■ EXERCISE GOAL:
Word for word, restate every line of the listing that follows.

■ GIVEN DATA:

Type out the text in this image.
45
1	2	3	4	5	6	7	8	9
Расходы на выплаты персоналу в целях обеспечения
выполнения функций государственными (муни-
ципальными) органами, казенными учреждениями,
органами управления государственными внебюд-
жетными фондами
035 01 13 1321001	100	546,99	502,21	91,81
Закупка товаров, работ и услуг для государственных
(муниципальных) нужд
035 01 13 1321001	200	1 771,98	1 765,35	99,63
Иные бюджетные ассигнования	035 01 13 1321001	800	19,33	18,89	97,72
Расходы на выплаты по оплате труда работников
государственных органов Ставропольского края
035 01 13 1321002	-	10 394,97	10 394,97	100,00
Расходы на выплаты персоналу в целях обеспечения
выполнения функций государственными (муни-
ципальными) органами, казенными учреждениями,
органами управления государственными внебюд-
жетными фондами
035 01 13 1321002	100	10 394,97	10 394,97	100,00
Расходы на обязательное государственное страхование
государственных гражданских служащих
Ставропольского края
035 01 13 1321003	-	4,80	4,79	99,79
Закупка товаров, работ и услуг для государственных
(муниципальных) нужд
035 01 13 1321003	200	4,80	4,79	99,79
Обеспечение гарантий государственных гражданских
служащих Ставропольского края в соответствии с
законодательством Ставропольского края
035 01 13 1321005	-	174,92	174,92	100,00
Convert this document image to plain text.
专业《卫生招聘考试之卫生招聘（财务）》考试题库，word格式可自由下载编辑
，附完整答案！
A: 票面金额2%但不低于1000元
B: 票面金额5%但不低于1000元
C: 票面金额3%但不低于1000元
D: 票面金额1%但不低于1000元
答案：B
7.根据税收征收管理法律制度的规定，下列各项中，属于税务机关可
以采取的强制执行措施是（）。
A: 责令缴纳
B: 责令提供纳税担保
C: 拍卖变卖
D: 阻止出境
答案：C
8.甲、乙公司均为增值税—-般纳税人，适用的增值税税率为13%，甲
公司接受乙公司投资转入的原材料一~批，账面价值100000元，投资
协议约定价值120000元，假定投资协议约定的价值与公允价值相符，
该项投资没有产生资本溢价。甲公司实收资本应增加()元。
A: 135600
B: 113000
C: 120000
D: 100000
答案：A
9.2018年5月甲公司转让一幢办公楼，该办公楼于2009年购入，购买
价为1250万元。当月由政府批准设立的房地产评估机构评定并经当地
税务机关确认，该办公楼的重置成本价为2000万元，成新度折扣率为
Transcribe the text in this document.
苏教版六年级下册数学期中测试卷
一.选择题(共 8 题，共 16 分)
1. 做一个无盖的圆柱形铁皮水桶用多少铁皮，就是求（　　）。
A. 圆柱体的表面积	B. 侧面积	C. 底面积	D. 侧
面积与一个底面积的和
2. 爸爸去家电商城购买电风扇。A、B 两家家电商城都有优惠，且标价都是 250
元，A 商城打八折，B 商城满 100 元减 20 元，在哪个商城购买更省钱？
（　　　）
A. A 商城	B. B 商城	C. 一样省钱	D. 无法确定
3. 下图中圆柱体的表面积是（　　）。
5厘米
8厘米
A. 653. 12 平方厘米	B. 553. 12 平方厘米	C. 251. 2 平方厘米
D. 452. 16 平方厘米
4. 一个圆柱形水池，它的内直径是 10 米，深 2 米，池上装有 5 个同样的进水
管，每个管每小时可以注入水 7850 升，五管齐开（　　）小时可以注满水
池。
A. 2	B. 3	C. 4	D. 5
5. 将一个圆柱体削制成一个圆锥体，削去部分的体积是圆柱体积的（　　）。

■ OUTPUT FOR THIS TASK:
Type out the text in this image.
45
1	2	3	4	5	6	7	8	9
Расходы на выплаты персоналу в целях обеспечения
выполнения функций государственными (муни-
ципальными) органами, казенными учреждениями,
органами управления государственными внебюд-
жетными фондами
035 01 13 1321001	100	546,99	502,21	91,81
Закупка товаров, работ и услуг для государственных
(муниципальных) нужд
035 01 13 1321001	200	1 771,98	1 765,35	99,63
Иные бюджетные ассигнования	035 01 13 1321001	800	19,33	18,89	97,72
Расходы на выплаты по оплате труда работников
государственных органов Ставропольского края
035 01 13 1321002	-	10 394,97	10 394,97	100,00
Расходы на выплаты персоналу в целях обеспечения
выполнения функций государственными (муни-
ципальными) органами, казенными учреждениями,
органами управления государственными внебюд-
жетными фондами
035 01 13 1321002	100	10 394,97	10 394,97	100,00
Расходы на обязательное государственное страхование
государственных гражданских служащих
Ставропольского края
035 01 13 1321003	-	4,80	4,79	99,79
Закупка товаров, работ и услуг для государственных
(муниципальных) нужд
035 01 13 1321003	200	4,80	4,79	99,79
Обеспечение гарантий государственных гражданских
служащих Ставропольского края в соответствии с
законодательством Ставропольского края
035 01 13 1321005	-	174,92	174,92	100,00
Convert this document image to plain text.
专业《卫生招聘考试之卫生招聘（财务）》考试题库，word格式可自由下载编辑
，附完整答案！
A: 票面金额2%但不低于1000元
B: 票面金额5%但不低于1000元
C: 票面金额3%但不低于1000元
D: 票面金额1%但不低于1000元
答案：B
7.根据税收征收管理法律制度的规定，下列各项中，属于税务机关可
以采取的强制执行措施是（）。
A: 责令缴纳
B: 责令提供纳税担保
C: 拍卖变卖
D: 阻止出境
答案：C
8.甲、乙公司均为增值税—-般纳税人，适用的增值税税率为13%，甲
公司接受乙公司投资转入的原材料一~批，账面价值100000元，投资
协议约定价值120000元，假定投资协议约定的价值与公允价值相符，
该项投资没有产生资本溢价。甲公司实收资本应增加()元。
A: 135600
B: 113000
C: 120000
D: 100000
答案：A
9.2018年5月甲公司转让一幢办公楼，该办公楼于2009年购入，购买
价为1250万元。当月由政府批准设立的房地产评估机构评定并经当地
税务机关确认，该办公楼的重置成本价为2000万元，成新度折扣率为
Transcribe the text in this document.
苏教版六年级下册数学期中测试卷
一.选择题(共 8 题，共 16 分)
1. 做一个无盖的圆柱形铁皮水桶用多少铁皮，就是求（　　）。
A. 圆柱体的表面积	B. 侧面积	C. 底面积	D. 侧
面积与一个底面积的和
2. 爸爸去家电商城购买电风扇。A、B 两家家电商城都有优惠，且标价都是 250
元，A 商城打八折，B 商城满 100 元减 20 元，在哪个商城购买更省钱？
（　　　）
A. A 商城	B. B 商城	C. 一样省钱	D. 无法确定
3. 下图中圆柱体的表面积是（　　）。
5厘米
8厘米
A. 653. 12 平方厘米	B. 553. 12 平方厘米	C. 251. 2 平方厘米
D. 452. 16 平方厘米
4. 一个圆柱形水池，它的内直径是 10 米，深 2 米，池上装有 5 个同样的进水
管，每个管每小时可以注入水 7850 升，五管齐开（　　）小时可以注满水
池。
A. 2	B. 3	C. 4	D. 5
5. 将一个圆柱体削制成一个圆锥体，削去部分的体积是圆柱体积的（　　）。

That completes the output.